- [Directive] It is required that all of the data be written out exactly.

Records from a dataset
* START *

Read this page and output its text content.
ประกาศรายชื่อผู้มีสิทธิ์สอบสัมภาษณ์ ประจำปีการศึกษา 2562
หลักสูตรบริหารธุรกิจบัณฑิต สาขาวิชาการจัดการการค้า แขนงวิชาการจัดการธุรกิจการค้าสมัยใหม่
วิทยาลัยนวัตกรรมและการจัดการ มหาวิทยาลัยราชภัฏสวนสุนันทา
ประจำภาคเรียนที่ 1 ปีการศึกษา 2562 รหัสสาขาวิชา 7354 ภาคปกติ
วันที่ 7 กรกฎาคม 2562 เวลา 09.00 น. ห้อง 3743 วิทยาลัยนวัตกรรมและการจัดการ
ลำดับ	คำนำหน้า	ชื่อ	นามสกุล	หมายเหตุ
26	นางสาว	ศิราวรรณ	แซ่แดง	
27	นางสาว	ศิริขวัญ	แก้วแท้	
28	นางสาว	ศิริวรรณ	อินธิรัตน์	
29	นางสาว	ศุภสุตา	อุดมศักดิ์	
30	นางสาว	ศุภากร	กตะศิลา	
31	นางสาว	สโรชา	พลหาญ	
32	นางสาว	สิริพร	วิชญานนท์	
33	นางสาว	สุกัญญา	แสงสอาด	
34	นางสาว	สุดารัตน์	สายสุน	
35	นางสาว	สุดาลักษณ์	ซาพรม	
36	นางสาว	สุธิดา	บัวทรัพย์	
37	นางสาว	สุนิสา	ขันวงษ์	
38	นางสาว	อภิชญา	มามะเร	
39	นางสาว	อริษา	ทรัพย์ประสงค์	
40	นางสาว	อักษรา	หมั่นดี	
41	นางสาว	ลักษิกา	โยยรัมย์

* END *

- [Finished exercise]
Read this page and output its text content.
ประกาศรายชื่อผู้มีสิทธิ์สอบสัมภาษณ์ ประจำปีการศึกษา 2562
หลักสูตรบริหารธุรกิจบัณฑิต สาขาวิชาการจัดการการค้า แขนงวิชาการจัดการธุรกิจการค้าสมัยใหม่
วิทยาลัยนวัตกรรมและการจัดการ มหาวิทยาลัยราชภัฏสวนสุนันทา
ประจำภาคเรียนที่ 1 ปีการศึกษา 2562 รหัสสาขาวิชา 7354 ภาคปกติ
วันที่ 7 กรกฎาคม 2562 เวลา 09.00 น. ห้อง 3743 วิทยาลัยนวัตกรรมและการจัดการ
ลำดับ	คำนำหน้า	ชื่อ	นามสกุล	หมายเหตุ
26	นางสาว	ศิราวรรณ	แซ่แดง	
27	นางสาว	ศิริขวัญ	แก้วแท้	
28	นางสาว	ศิริวรรณ	อินธิรัตน์	
29	นางสาว	ศุภสุตา	อุดมศักดิ์	
30	นางสาว	ศุภากร	กตะศิลา	
31	นางสาว	สโรชา	พลหาญ	
32	นางสาว	สิริพร	วิชญานนท์	
33	นางสาว	สุกัญญา	แสงสอาด	
34	นางสาว	สุดารัตน์	สายสุน	
35	นางสาว	สุดาลักษณ์	ซาพรม	
36	นางสาว	สุธิดา	บัวทรัพย์	
37	นางสาว	สุนิสา	ขันวงษ์	
38	นางสาว	อภิชญา	มามะเร	
39	นางสาว	อริษา	ทรัพย์ประสงค์	
40	นางสาว	อักษรา	หมั่นดี	
41	นางสาว	ลักษิกา	โยยรัมย์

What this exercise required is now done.